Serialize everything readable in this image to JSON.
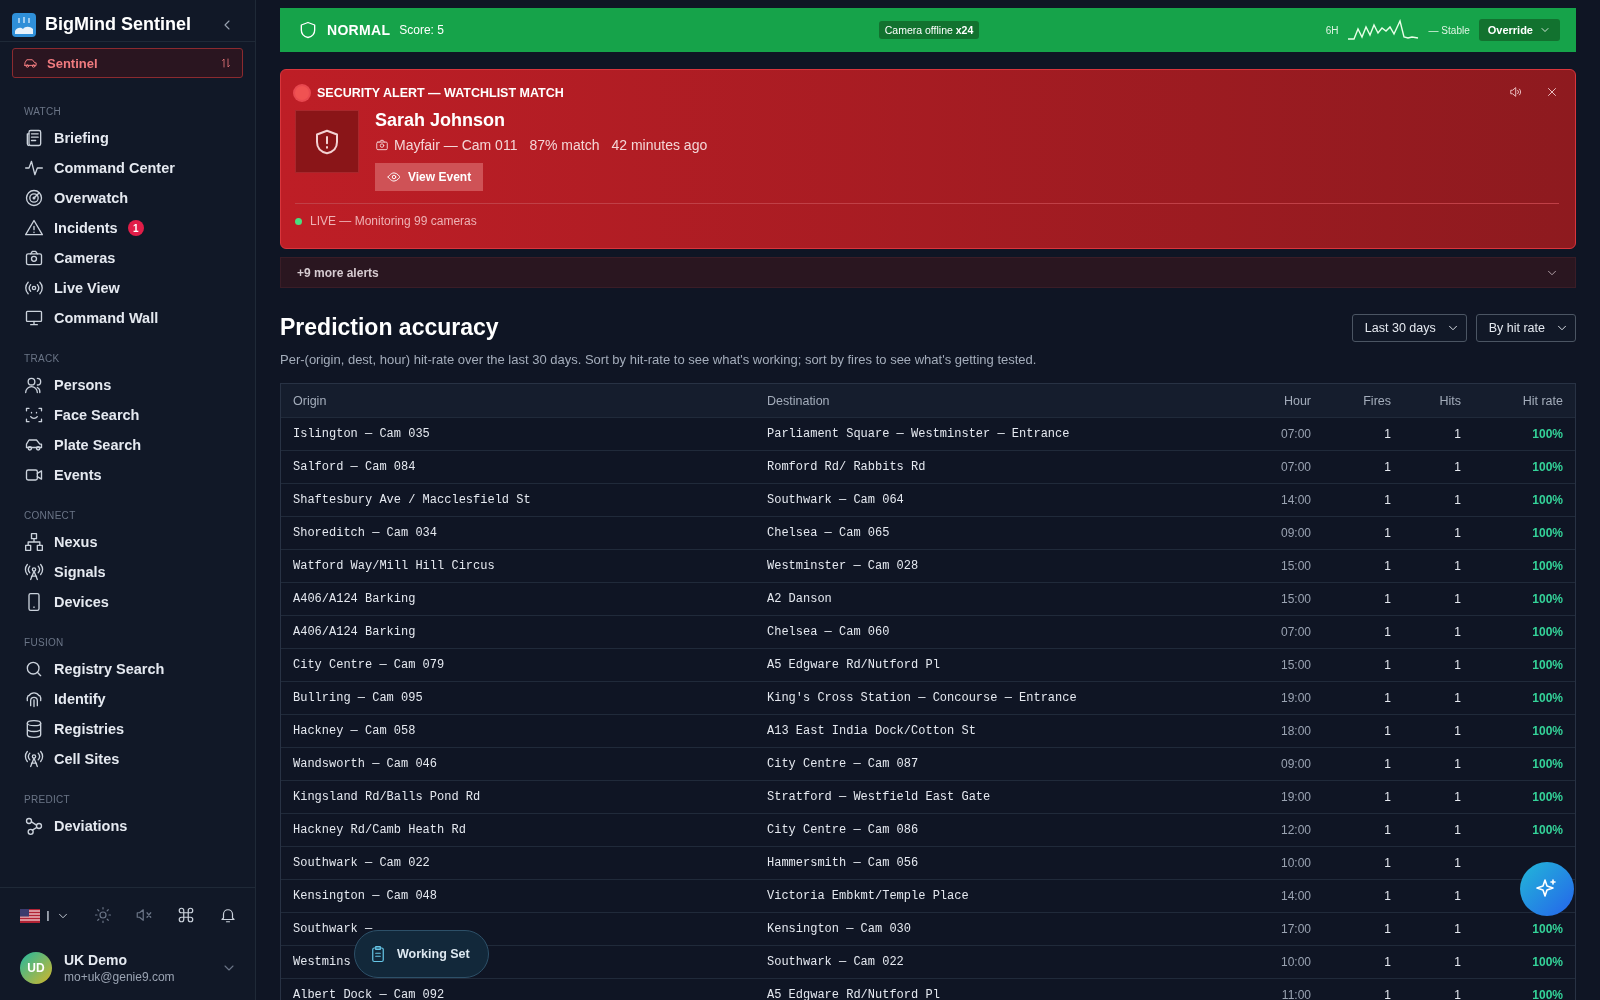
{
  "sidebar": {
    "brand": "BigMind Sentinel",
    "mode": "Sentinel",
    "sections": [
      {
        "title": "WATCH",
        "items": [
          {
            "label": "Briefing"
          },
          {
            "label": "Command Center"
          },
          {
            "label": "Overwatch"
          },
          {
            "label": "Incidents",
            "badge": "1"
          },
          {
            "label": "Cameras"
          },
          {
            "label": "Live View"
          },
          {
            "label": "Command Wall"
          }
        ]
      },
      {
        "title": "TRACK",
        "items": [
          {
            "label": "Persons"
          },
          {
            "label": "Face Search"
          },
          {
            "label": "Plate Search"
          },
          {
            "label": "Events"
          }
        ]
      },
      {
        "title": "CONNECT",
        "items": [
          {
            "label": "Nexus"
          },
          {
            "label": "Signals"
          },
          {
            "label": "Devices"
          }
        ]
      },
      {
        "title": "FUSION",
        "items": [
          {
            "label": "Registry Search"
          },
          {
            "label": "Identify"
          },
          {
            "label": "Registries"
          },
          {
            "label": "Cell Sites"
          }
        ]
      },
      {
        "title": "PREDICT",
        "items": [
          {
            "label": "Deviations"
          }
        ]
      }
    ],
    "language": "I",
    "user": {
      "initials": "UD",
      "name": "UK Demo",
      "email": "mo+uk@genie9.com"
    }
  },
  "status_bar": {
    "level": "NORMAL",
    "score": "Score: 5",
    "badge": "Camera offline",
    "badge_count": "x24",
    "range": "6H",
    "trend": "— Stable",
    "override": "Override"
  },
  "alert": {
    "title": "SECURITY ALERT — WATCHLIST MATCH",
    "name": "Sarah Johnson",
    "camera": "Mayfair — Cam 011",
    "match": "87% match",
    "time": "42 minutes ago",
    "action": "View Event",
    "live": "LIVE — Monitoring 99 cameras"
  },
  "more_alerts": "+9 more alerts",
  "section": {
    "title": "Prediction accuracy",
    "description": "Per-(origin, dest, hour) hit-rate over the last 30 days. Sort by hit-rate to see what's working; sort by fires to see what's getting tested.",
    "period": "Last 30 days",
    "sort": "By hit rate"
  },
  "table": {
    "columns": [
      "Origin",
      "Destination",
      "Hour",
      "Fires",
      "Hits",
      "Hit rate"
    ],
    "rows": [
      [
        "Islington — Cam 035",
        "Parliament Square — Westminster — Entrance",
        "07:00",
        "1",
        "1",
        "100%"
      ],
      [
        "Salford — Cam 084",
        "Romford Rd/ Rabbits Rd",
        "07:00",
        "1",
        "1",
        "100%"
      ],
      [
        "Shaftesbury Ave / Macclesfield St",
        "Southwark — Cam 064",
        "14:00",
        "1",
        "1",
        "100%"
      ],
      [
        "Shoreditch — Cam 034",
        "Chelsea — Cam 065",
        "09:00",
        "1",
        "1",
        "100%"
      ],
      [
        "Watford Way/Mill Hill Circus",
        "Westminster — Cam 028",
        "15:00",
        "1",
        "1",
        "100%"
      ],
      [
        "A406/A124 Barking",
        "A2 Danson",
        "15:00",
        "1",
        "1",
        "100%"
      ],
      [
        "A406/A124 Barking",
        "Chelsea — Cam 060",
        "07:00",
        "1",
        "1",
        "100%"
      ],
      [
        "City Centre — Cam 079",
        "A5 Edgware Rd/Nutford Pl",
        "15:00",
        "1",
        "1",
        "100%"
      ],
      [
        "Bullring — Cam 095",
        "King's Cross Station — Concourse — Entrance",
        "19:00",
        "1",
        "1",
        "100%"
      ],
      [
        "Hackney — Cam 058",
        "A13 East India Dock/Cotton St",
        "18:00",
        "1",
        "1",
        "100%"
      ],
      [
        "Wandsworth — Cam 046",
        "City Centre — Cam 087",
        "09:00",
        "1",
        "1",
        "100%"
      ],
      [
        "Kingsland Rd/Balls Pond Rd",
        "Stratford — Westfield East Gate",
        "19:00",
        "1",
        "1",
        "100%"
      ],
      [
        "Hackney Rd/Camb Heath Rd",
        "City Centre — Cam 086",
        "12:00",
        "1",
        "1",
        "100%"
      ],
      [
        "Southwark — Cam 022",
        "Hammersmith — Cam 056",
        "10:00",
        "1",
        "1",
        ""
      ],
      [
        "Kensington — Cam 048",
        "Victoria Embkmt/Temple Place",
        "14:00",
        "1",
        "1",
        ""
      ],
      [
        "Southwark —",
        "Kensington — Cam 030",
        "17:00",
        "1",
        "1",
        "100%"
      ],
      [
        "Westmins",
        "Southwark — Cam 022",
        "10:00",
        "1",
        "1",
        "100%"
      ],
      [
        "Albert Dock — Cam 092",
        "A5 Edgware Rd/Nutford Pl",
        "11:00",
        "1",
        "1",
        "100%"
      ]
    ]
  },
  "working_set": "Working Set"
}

^^^^

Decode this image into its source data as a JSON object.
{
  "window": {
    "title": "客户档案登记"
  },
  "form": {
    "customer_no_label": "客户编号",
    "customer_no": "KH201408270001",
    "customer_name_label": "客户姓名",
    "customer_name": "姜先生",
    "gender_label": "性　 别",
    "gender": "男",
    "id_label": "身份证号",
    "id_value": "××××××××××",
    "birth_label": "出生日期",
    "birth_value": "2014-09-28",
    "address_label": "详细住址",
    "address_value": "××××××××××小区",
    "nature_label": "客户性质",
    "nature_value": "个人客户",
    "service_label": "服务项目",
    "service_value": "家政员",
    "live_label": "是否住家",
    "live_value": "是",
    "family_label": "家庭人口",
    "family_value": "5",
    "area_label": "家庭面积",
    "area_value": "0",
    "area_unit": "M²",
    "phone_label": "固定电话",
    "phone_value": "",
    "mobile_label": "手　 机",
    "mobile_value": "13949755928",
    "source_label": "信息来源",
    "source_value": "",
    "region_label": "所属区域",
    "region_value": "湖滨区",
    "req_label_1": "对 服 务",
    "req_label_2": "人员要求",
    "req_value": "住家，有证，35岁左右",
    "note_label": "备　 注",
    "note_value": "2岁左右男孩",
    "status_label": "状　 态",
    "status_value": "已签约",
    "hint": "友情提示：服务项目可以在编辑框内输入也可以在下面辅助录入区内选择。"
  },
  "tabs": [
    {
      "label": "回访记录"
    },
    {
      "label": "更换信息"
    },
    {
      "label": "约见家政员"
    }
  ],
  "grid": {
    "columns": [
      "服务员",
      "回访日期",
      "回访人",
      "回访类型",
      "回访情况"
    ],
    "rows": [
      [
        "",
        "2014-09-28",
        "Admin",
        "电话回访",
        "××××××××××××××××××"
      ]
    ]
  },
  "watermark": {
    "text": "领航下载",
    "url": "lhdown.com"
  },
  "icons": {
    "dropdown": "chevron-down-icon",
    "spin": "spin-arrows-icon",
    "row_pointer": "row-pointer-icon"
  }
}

^^^^

Set problem:
How many lines in the records above hold the word "this"? Give only the number.

Written solution:
2